[Saved entries]
+ + + + + + +

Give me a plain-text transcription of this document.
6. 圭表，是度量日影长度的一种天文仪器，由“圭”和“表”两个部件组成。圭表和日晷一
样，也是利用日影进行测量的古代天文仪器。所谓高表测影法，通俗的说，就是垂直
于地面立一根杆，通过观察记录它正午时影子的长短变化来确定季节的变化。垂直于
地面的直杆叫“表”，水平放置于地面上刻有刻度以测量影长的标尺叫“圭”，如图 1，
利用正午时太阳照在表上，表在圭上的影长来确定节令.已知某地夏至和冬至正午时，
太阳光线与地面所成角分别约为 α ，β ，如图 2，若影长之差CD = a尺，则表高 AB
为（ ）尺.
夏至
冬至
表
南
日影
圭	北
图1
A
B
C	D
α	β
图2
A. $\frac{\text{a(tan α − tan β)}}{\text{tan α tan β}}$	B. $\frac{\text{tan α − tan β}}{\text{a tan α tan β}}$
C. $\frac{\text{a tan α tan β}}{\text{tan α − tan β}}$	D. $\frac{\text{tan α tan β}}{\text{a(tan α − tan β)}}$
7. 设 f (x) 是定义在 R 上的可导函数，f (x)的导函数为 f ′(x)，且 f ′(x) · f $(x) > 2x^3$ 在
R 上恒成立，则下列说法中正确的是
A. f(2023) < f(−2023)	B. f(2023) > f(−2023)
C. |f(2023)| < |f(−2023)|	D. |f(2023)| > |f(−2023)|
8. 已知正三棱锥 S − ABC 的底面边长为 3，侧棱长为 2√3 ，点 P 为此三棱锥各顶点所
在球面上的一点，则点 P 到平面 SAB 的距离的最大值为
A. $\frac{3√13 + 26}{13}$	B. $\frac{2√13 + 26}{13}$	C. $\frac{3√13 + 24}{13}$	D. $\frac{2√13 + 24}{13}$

+ + + + + + +

▸ **What the task requires**
Please set down all the data word for word.

▸ **Solution for this task**
Give me a plain-text transcription of this document.
6. 圭表，是度量日影长度的一种天文仪器，由“圭”和“表”两个部件组成。圭表和日晷一
样，也是利用日影进行测量的古代天文仪器。所谓高表测影法，通俗的说，就是垂直
于地面立一根杆，通过观察记录它正午时影子的长短变化来确定季节的变化。垂直于
地面的直杆叫“表”，水平放置于地面上刻有刻度以测量影长的标尺叫“圭”，如图 1，
利用正午时太阳照在表上，表在圭上的影长来确定节令.已知某地夏至和冬至正午时，
太阳光线与地面所成角分别约为 α ，β ，如图 2，若影长之差CD = a尺，则表高 AB
为（ ）尺.
夏至
冬至
表
南
日影
圭	北
图1
A
B
C	D
α	β
图2
A. $\frac{\text{a(tan α − tan β)}}{\text{tan α tan β}}$	B. $\frac{\text{tan α − tan β}}{\text{a tan α tan β}}$
C. $\frac{\text{a tan α tan β}}{\text{tan α − tan β}}$	D. $\frac{\text{tan α tan β}}{\text{a(tan α − tan β)}}$
7. 设 f (x) 是定义在 R 上的可导函数，f (x)的导函数为 f ′(x)，且 f ′(x) · f $(x) > 2x^3$ 在
R 上恒成立，则下列说法中正确的是
A. f(2023) < f(−2023)	B. f(2023) > f(−2023)
C. |f(2023)| < |f(−2023)|	D. |f(2023)| > |f(−2023)|
8. 已知正三棱锥 S − ABC 的底面边长为 3，侧棱长为 2√3 ，点 P 为此三棱锥各顶点所
在球面上的一点，则点 P 到平面 SAB 的距离的最大值为
A. $\frac{3√13 + 26}{13}$	B. $\frac{2√13 + 26}{13}$	C. $\frac{3√13 + 24}{13}$	D. $\frac{2√13 + 24}{13}$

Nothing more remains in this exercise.